— begin Listing —
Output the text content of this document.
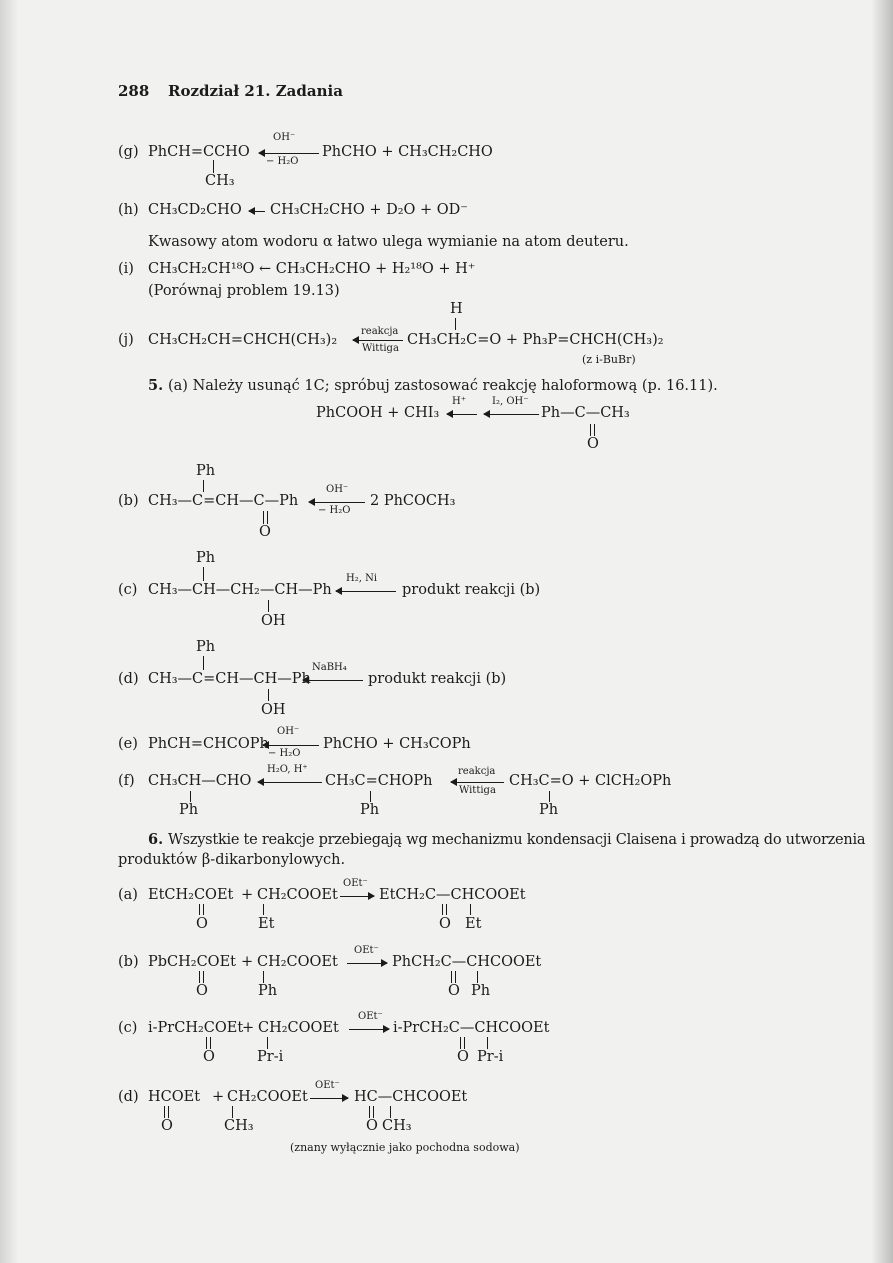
288 Rozdział 21. Zadania
(g) PhCH=CCHO
OH⁻
− H₂O
PhCHO + CH₃CH₂CHO
CH₃
(h) CH₃CD₂CHO CH₃CH₂CHO + D₂O + OD⁻
Kwasowy atom wodoru α łatwo ulega wymianie na atom deuteru.
(i) CH₃CH₂CH¹⁸O ← CH₃CH₂CHO + H₂¹⁸O + H⁺
(Porównaj problem 19.13)
H
(j) CH₃CH₂CH=CHCH(CH₃)₂
reakcja
Wittiga
CH₃CH₂C=O + Ph₃P=CHCH(CH₃)₂
(z i-BuBr)
5. (a) Należy usunąć 1C; spróbuj zastosować reakcję haloformową (p. 16.11).
PhCOOH + CHI₃
H⁺	I₂, OH⁻
Ph—C—CH₃
O
Ph
(b) CH₃—C=CH—C—Ph
OH⁻
− H₂O
2 PhCOCH₃
O
Ph
(c) CH₃—CH—CH₂—CH—Ph
H₂, Ni
produkt reakcji (b)
OH
Ph
(d) CH₃—C=CH—CH—Ph
NaBH₄
produkt reakcji (b)
OH
(e) PhCH=CHCOPh
OH⁻
− H₂O
PhCHO + CH₃COPh
(f) CH₃CH—CHO
H₂O, H⁺
CH₃C=CHOPh
reakcja
Wittiga
CH₃C=O + ClCH₂OPh
Ph	Ph	Ph
6. Wszystkie te reakcje przebiegają wg mechanizmu kondensacji Claisena i prowadzą do utworzenia
produktów β-dikarbonylowych.
(a) EtCH₂COEt + CH₂COOEt
OEt⁻
EtCH₂C—CHCOOEt
O	Et	O Et
(b) PbCH₂COEt + CH₂COOEt
OEt⁻
PhCH₂C—CHCOOEt
O	Ph	O Ph
(c) i-PrCH₂COEt
+ CH₂COOEt
OEt⁻
i-PrCH₂C—CHCOOEt
O	Pr-i	O Pr-i
(d) HCOEt + CH₂COOEt
OEt⁻
HC—CHCOOEt
O	CH₃	O CH₃
(znany wyłącznie jako pochodna sodowa)
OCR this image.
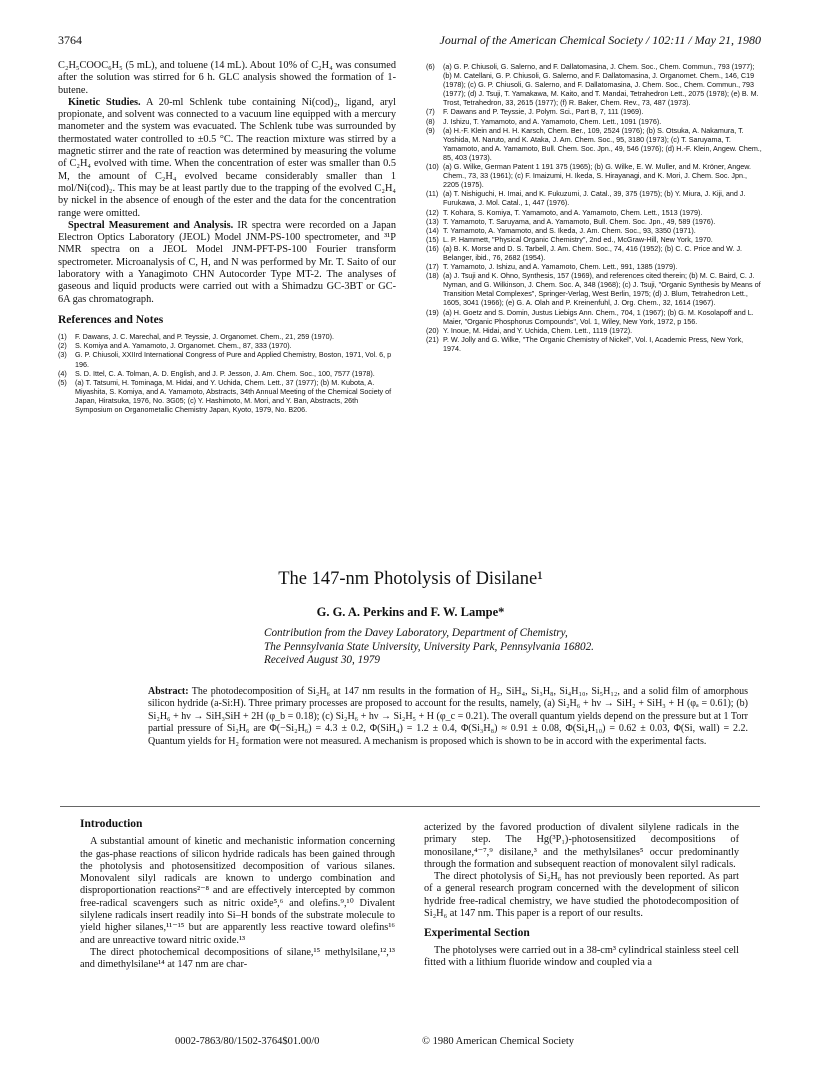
3764	Journal of the American Chemical Society / 102:11 / May 21, 1980

C₂H₅COOC₆H₅ (5 mL), and toluene (14 mL). About 10% of C₂H₄ was consumed after the solution was stirred for 6 h. GLC analysis showed the formation of 1-butene.

Kinetic Studies. A 20-ml Schlenk tube containing Ni(cod)₂, ligand, aryl propionate, and solvent was connected to a vacuum line equipped with a mercury manometer and the system was evacuated. The Schlenk tube was surrounded by thermostated water controlled to ±0.5 °C. The reaction mixture was stirred by a magnetic stirrer and the rate of reaction was determined by measuring the volume of C₂H₄ evolved with time. When the concentration of ester was smaller than 0.5 M, the amount of C₂H₄ evolved became considerably smaller than 1 mol/Ni(cod)₂. This may be at least partly due to the trapping of the evolved C₂H₄ by nickel in the absence of enough of the ester and the data for the concentration range were omitted.

Spectral Measurement and Analysis. IR spectra were recorded on a Japan Electron Optics Laboratory (JEOL) Model JNM-PS-100 spectrometer, and ³¹P NMR spectra on a JEOL Model JNM-PFT-PS-100 Fourier transform spectrometer. Microanalysis of C, H, and N was performed by Mr. T. Saito of our laboratory with a Yanagimoto CHN Autocorder Type MT-2. The analyses of gaseous and liquid products were carried out with a Shimadzu GC-3BT or GC-6A gas chromatograph.

References and Notes
(1)	F. Dawans, J. C. Marechal, and P. Teyssie, J. Organomet. Chem., 21, 259 (1970).
(2)	S. Komiya and A. Yamamoto, J. Organomet. Chem., 87, 333 (1970).
(3)	G. P. Chiusoli, XXIIrd International Congress of Pure and Applied Chemistry, Boston, 1971, Vol. 6, p 196.
(4)	S. D. Ittel, C. A. Tolman, A. D. English, and J. P. Jesson, J. Am. Chem. Soc., 100, 7577 (1978).
(5)	(a) T. Tatsumi, H. Tominaga, M. Hidai, and Y. Uchida, Chem. Lett., 37 (1977); (b) M. Kubota, A. Miyashita, S. Komiya, and A. Yamamoto, Abstracts, 34th Annual Meeting of the Chemical Society of Japan, Hiratsuka, 1976, No. 3G05; (c) Y. Hashimoto, M. Mori, and Y. Ban, Abstracts, 26th Symposium on Organometallic Chemistry Japan, Kyoto, 1979, No. B206.
(6)	(a) G. P. Chiusoli, G. Salerno, and F. Dallatomasina, J. Chem. Soc., Chem. Commun., 793 (1977); (b) M. Catellani, G. P. Chiusoli, G. Salerno, and F. Dallatomasina, J. Organomet. Chem., 146, C19 (1978); (c) G. P. Chiusoli, G. Salerno, and F. Dallatomasina, J. Chem. Soc., Chem. Commun., 793 (1977); (d) J. Tsuji, T. Yamakawa, M. Kaito, and T. Mandai, Tetrahedron Lett., 2075 (1978); (e) B. M. Trost, Tetrahedron, 33, 2615 (1977); (f) R. Baker, Chem. Rev., 73, 487 (1973).
(7)	F. Dawans and P. Teyssie, J. Polym. Sci., Part B, 7, 111 (1969).
(8)	J. Ishizu, T. Yamamoto, and A. Yamamoto, Chem. Lett., 1091 (1976).
(9)	(a) H.-F. Klein and H. H. Karsch, Chem. Ber., 109, 2524 (1976); (b) S. Otsuka, A. Nakamura, T. Yoshida, M. Naruto, and K. Ataka, J. Am. Chem. Soc., 95, 3180 (1973); (c) T. Saruyama, T. Yamamoto, and A. Yamamoto, Bull. Chem. Soc. Jpn., 49, 546 (1976); (d) H.-F. Klein, Angew. Chem., 85, 403 (1973).
(10) (a) G. Wilke, German Patent 1 191 375 (1965); (b) G. Wilke, E. W. Muller, and M. Kröner, Angew. Chem., 73, 33 (1961); (c) F. Imaizumi, H. Ikeda, S. Hirayanagi, and K. Mori, J. Chem. Soc. Jpn., 2205 (1975).
(11) (a) T. Nishiguchi, H. Imai, and K. Fukuzumi, J. Catal., 39, 375 (1975); (b) Y. Miura, J. Kiji, and J. Furukawa, J. Mol. Catal., 1, 447 (1976).
(12) T. Kohara, S. Komiya, T. Yamamoto, and A. Yamamoto, Chem. Lett., 1513 (1979).
(13) T. Yamamoto, T. Saruyama, and A. Yamamoto, Bull. Chem. Soc. Jpn., 49, 589 (1976).
(14) T. Yamamoto, A. Yamamoto, and S. Ikeda, J. Am. Chem. Soc., 93, 3350 (1971).
(15) L. P. Hammett, "Physical Organic Chemistry", 2nd ed., McGraw-Hill, New York, 1970.
(16) (a) B. K. Morse and D. S. Tarbell, J. Am. Chem. Soc., 74, 416 (1952); (b) C. C. Price and W. J. Belanger, ibid., 76, 2682 (1954).
(17) T. Yamamoto, J. Ishizu, and A. Yamamoto, Chem. Lett., 991, 1385 (1979).
(18) (a) J. Tsuji and K. Ohno, Synthesis, 157 (1969), and references cited therein; (b) M. C. Baird, C. J. Nyman, and G. Wilkinson, J. Chem. Soc. A, 348 (1968); (c) J. Tsuji, "Organic Synthesis by Means of Transition Metal Complexes", Springer-Verlag, West Berlin, 1975; (d) J. Blum, Tetrahedron Lett., 1605, 3041 (1966); (e) G. A. Olah and P. Kreinenfuhl, J. Org. Chem., 32, 1614 (1967).
(19) (a) H. Goetz and S. Domin, Justus Liebigs Ann. Chem., 704, 1 (1967); (b) G. M. Kosolapoff and L. Maier, "Organic Phosphorus Compounds", Vol. 1, Wiley, New York, 1972, p 156.
(20) Y. Inoue, M. Hidai, and Y. Uchida, Chem. Lett., 1119 (1972).
(21) P. W. Jolly and G. Wilke, "The Organic Chemistry of Nickel", Vol. I, Academic Press, New York, 1974.
The 147-nm Photolysis of Disilane¹
G. G. A. Perkins and F. W. Lampe*
Contribution from the Davey Laboratory, Department of Chemistry,
The Pennsylvania State University, University Park, Pennsylvania 16802.
Received August 30, 1979
Abstract: The photodecomposition of Si₂H₆ at 147 nm results in the formation of H₂, SiH₄, Si₃H₈, Si₄H₁₀, Si₅H₁₂, and a solid film of amorphous silicon hydride (a-Si:H). Three primary processes are proposed to account for the results, namely, (a) Si₂H₆ + hν → SiH₂ + SiH₃ + H (φₐ = 0.61); (b) Si₂H₆ + hν → SiH₃SiH + 2H (φ_b = 0.18); (c) Si₂H₆ + hν → Si₂H₅ + H (φ_c = 0.21). The overall quantum yields depend on the pressure but at 1 Torr partial pressure of Si₂H₆ are Φ(−Si₂H₆) = 4.3 ± 0.2, Φ(SiH₄) = 1.2 ± 0.4, Φ(Si₃H₈) ≈ 0.91 ± 0.08, Φ(Si₄H₁₀) = 0.62 ± 0.03, Φ(Si, wall) = 2.2. Quantum yields for H₂ formation were not measured. A mechanism is proposed which is shown to be in accord with the experimental facts.
Introduction

A substantial amount of kinetic and mechanistic information concerning the gas-phase reactions of silicon hydride radicals has been gained through the photolysis and photosensitized decomposition of various silanes. Monovalent silyl radicals are known to undergo combination and disproportionation reactions²⁻⁸ and are effectively intercepted by common free-radical scavengers such as nitric oxide⁵,⁶ and olefins.⁹,¹⁰ Divalent silylene radicals insert readily into Si–H bonds of the substrate molecule to yield higher silanes,¹¹⁻¹⁵ but are apparently less reactive toward olefins¹⁶ and are unreactive toward nitric oxide.¹³

The direct photochemical decompositions of silane,¹⁵ methylsilane,¹²,¹³ and dimethylsilane¹⁴ at 147 nm are char-

acterized by the favored production of divalent silylene radicals in the primary step. The Hg(³P₁)-photosensitized decompositions of monosilane,⁴⁻⁷,⁹ disilane,³ and the methylsilanes⁵ occur predominantly through the formation and subsequent reaction of monovalent silyl radicals.

The direct photolysis of Si₂H₆ has not previously been reported. As part of a general research program concerned with the development of silicon hydride free-radical chemistry, we have studied the photodecomposition of Si₂H₆ at 147 nm. This paper is a report of our results.

Experimental Section

The photolyses were carried out in a 38-cm³ cylindrical stainless steel cell fitted with a lithium fluoride window and coupled via a

0002-7863/80/1502-3764$01.00/0	© 1980 American Chemical Society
— end Listing —
### Task statement
Filter the data for the string "CHCH" and copy every line that has it.

### Complete output
(j) CH₃CH₂CH=CHCH(CH₃)₂
CH₃CH₂C=O + Ph₃P=CHCH(CH₃)₂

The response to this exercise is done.